[Text]
Peter J. Gomes, Harvard, author of The Good Life


"American Jezebel offers a spirited biography of a stirring figure who pushed the limits of Puritan dissent and paid heavily for it. Hutchinson's story has often served as an emblem by which to measure the public voices of women in America, and LaPlante's rendering shows how deeply resonant that history remains."
Leigh Schmidt, coauthor, A Religious History of America


"This vivid and richly documented book tells the nearly incredible story of a woman who managed, in a male-dominated, religion-obsessed world, to shape the future of New England and New York."
Susan Quinn, author of Marie Curie: A Life


"Dazzling... Splendid..."
Book-of-the-Month Club


"Powerful characters, a compelling tale, and a strong narrative writer in LaPlante... [This] fascinating book deserves wide reading. It shows religious zealotry in an American context,... from the inside out."
Boston Globe


"As a genealogist I can find and record the dry facts, but it can be difficult to add flesh to those dried bones and make your ancestors come to life. American Jezebel makes Anne Hutchinson more than just facts and dates; she became a living, breathing person."
A Hutchinson descendant


"Eve LaPlante throws us into the action and weaves us carefully into Hutchinson's world in England, Boston, Rhode Island, and New York... Finally, an author has given us a meticulously-researched guided tour with maps... In this book the early 1600s come alive... the living habits and the obsession with religion. Thank you, LaPlante, for clarifying the long civic and church trials of Anne Hutchinson, making them lively and readable..."
The Friends of Anne Hutchinson, Portsmouth, RI


Synopsis: In November 1637, Anne Hutchinson stood before forty male judges of the Massachusetts General Court. The 46-year-old midwife and Puritan leader, pregnant with her sixteenth child, parried their every charge of heresy and sedition. In a period when a woman could not vote, hold public office, or teach outside the home, Hutchinson showed remarkable political power, prompting Governor John Winthrop to deride her as "this American Jezebel." LaPlante’s definitive biography captures Hutchinson’s life in all its complexity, presenting a riveting portrait of early America. Moving from Hutchinson’s dramatic courtroom battles to her banishment in Rhode Island, where she became the only woman ever to found an American colony, American Jezebel sheds light on the origins of our modern concepts of religious freedom, equal rights, and free speech.

[Provided information]
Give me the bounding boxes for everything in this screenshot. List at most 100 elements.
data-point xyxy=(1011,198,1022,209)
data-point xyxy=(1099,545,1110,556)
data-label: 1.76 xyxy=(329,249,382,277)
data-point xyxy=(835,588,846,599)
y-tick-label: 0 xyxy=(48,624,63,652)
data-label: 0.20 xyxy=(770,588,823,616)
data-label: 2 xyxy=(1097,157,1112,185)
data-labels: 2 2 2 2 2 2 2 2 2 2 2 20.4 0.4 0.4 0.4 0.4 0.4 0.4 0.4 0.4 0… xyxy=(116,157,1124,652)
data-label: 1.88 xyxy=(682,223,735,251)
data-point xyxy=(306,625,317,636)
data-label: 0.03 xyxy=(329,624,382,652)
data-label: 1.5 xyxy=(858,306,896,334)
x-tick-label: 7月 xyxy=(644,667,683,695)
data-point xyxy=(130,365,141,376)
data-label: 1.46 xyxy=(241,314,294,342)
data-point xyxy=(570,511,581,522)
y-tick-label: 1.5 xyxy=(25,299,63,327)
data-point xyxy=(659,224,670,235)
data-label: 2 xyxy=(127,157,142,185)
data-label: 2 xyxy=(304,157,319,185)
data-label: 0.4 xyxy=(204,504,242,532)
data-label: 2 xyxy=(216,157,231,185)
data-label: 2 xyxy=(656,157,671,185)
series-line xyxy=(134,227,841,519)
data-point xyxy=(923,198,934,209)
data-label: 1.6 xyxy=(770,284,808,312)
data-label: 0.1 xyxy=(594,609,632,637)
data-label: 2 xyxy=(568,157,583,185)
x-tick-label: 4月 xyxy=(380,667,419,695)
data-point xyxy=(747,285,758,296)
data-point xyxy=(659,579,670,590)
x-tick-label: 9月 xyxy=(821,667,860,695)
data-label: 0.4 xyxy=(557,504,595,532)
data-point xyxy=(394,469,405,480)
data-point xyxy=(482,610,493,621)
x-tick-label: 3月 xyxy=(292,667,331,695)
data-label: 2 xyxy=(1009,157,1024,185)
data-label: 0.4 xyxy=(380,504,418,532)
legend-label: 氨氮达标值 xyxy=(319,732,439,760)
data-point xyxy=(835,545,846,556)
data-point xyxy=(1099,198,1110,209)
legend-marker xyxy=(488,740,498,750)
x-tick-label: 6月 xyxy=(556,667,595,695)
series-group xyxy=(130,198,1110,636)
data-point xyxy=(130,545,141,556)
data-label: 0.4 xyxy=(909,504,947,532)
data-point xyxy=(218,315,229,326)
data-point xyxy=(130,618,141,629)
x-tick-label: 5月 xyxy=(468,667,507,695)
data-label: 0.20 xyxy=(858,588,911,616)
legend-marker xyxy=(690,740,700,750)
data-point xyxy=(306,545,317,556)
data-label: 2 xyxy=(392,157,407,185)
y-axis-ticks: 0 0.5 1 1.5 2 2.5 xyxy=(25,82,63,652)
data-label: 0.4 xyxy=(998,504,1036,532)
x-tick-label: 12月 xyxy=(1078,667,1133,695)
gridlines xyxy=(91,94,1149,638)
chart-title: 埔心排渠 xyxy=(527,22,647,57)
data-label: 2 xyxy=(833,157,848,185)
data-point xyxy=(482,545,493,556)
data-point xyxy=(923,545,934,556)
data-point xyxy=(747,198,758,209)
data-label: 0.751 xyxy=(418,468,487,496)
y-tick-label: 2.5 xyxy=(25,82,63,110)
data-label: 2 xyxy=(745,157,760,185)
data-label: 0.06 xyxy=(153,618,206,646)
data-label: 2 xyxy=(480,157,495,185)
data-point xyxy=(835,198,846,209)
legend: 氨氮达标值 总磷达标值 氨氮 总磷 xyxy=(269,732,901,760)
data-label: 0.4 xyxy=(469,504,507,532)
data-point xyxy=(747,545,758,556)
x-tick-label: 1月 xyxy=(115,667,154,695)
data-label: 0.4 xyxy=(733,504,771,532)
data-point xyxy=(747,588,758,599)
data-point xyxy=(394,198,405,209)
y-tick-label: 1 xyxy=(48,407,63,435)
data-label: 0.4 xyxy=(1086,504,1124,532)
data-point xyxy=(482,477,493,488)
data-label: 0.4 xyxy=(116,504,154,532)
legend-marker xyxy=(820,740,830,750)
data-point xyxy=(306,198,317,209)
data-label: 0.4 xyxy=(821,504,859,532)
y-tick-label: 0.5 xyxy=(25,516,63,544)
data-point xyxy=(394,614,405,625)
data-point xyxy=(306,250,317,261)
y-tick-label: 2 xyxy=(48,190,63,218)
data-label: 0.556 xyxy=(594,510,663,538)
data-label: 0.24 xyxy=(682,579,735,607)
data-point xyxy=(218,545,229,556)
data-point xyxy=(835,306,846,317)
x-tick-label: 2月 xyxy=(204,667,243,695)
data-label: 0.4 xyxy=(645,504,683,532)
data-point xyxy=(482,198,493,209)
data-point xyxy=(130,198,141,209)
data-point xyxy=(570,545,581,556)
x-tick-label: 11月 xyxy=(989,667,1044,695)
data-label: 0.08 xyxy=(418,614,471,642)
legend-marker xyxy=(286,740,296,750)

[To do]
(1) Answer these questions using the American Jezebel text above.
(a) Who is credited with the quote "Dazzling... Splendid..."?
(b) How old was Anne Hutchinson when she stood before the Massachusetts General Court in November 1637?
(c) Which group from Portsmouth, RI, praised the book's guided tour with maps?
(2) Write a continuation of the American Jezebel text, beginning after its final sentence.

[Results of the exercise]
(1)
(a) The Book-of-the-Month Club.
(b) She was 46 years old.
(c) The Friends of Anne Hutchinson.

(2)
SEIZED: Temporal Lobe Epilepsy as a Medical, Historical, and Artistic Phenomenon. (HarperCollins, 1993; Backinprint.com, 2000)

Featured on NPR's Morning Edition with Neal Conan and in The New York Times and Newsweek.

"A major study," notes Publishers Weekly: "The implications for psychiatry are staggering."

Howard Gardner wrote, "In this fascinating account of medical research, LaPlante shows how a brain scar may cause bizarre aggressive or sexual behavior - and works of profound creative imagination."

In a starred review, Library Journal wrote, "Thoughtful... Highly recommended."

"Four stars..." L.A. Times

According to Kirkus Reviews, "LaPlante’s descriptions of the human brain are wonderfully concrete, her historical research is well presented, and her empathy for TLE’s victims is clear."

"Controversial," according to Newsweek.

Neurology Bulletin described SEIZED as "compelling, engrossing, and intriguing."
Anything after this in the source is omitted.